Short exercise: Make an exact copy of all the entries, but do not reproduce the pictures.

Task inputs:
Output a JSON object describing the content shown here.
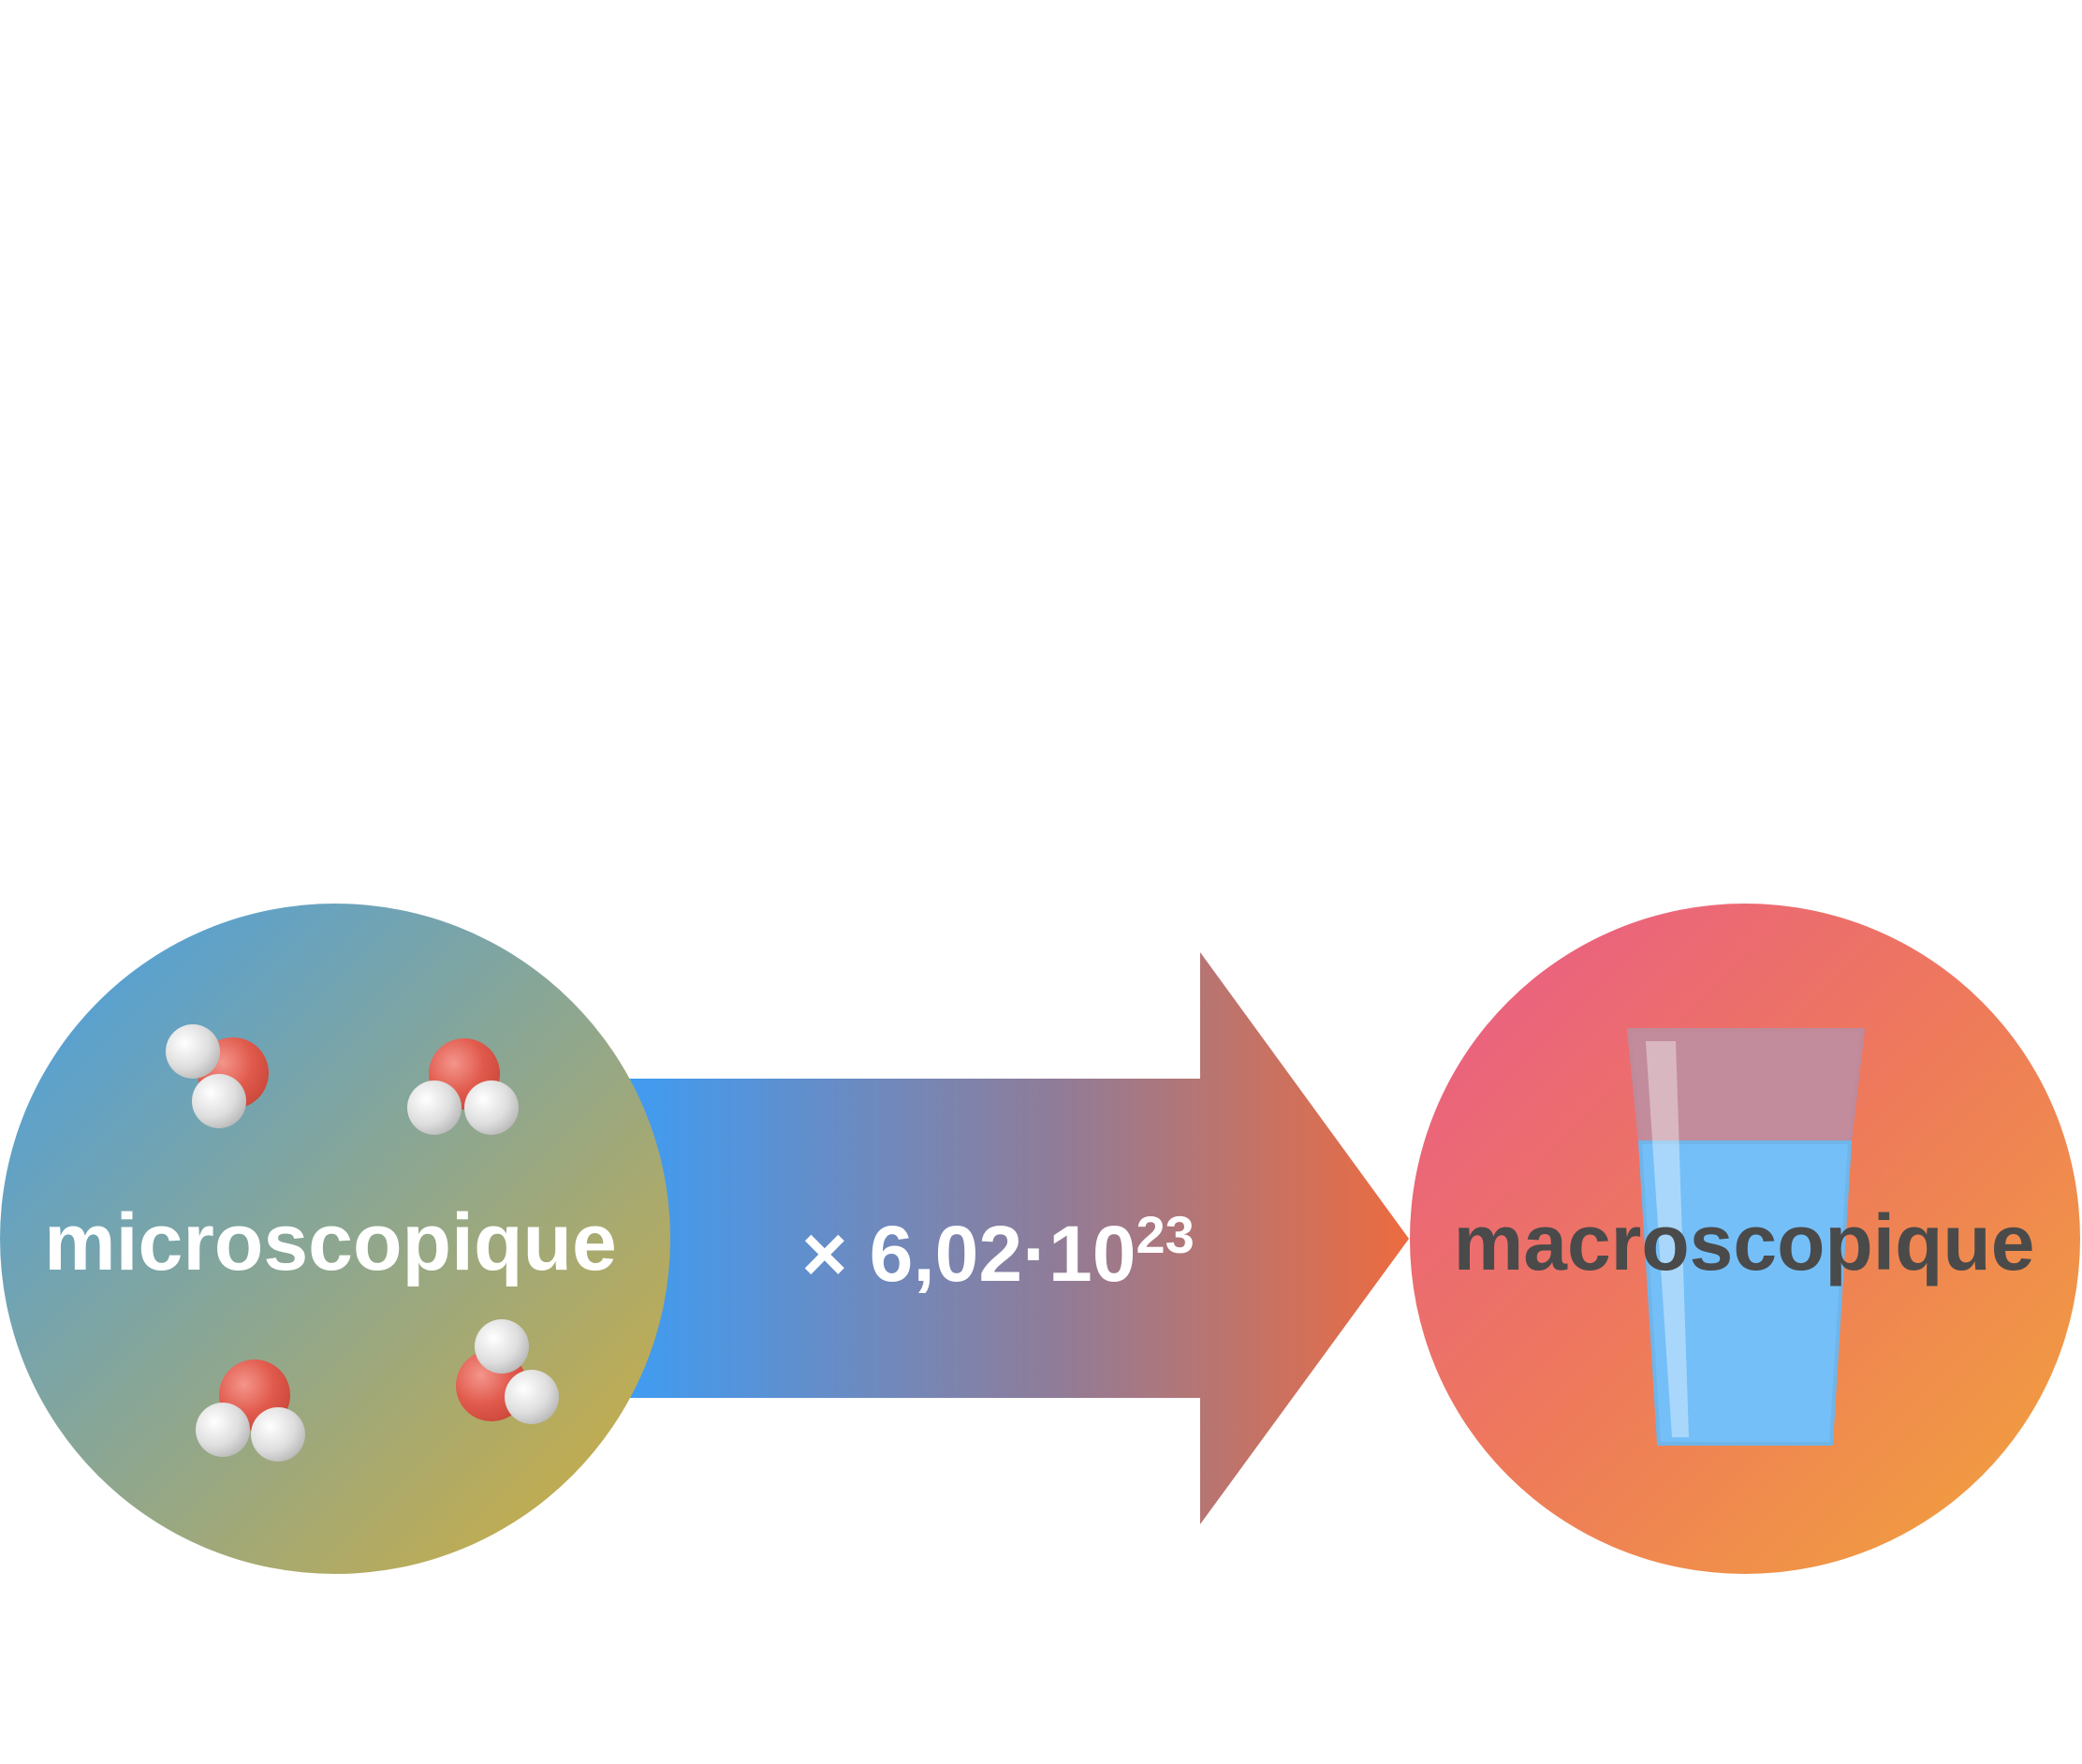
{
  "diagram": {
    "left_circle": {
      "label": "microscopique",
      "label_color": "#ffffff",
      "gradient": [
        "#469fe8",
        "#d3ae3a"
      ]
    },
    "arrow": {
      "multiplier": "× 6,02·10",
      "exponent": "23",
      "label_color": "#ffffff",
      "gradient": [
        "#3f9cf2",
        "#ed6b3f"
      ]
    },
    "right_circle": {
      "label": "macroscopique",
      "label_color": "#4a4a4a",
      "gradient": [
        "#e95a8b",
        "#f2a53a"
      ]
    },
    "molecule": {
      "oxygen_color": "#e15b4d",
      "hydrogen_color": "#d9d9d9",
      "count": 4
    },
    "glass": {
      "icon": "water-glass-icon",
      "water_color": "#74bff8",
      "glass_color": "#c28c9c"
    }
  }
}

The completed task:
Output a JSON object describing the content shown here.
{
  "diagram": {
    "left_circle": {
      "label": "microscopique",
      "label_color": "#ffffff",
      "gradient": [
        "#469fe8",
        "#d3ae3a"
      ]
    },
    "arrow": {
      "multiplier": "× 6,02·10",
      "exponent": "23",
      "label_color": "#ffffff",
      "gradient": [
        "#3f9cf2",
        "#ed6b3f"
      ]
    },
    "right_circle": {
      "label": "macroscopique",
      "label_color": "#4a4a4a",
      "gradient": [
        "#e95a8b",
        "#f2a53a"
      ]
    },
    "molecule": {
      "oxygen_color": "#e15b4d",
      "hydrogen_color": "#d9d9d9",
      "count": 4
    },
    "glass": {
      "icon": "water-glass-icon",
      "water_color": "#74bff8",
      "glass_color": "#c28c9c"
    }
  }
}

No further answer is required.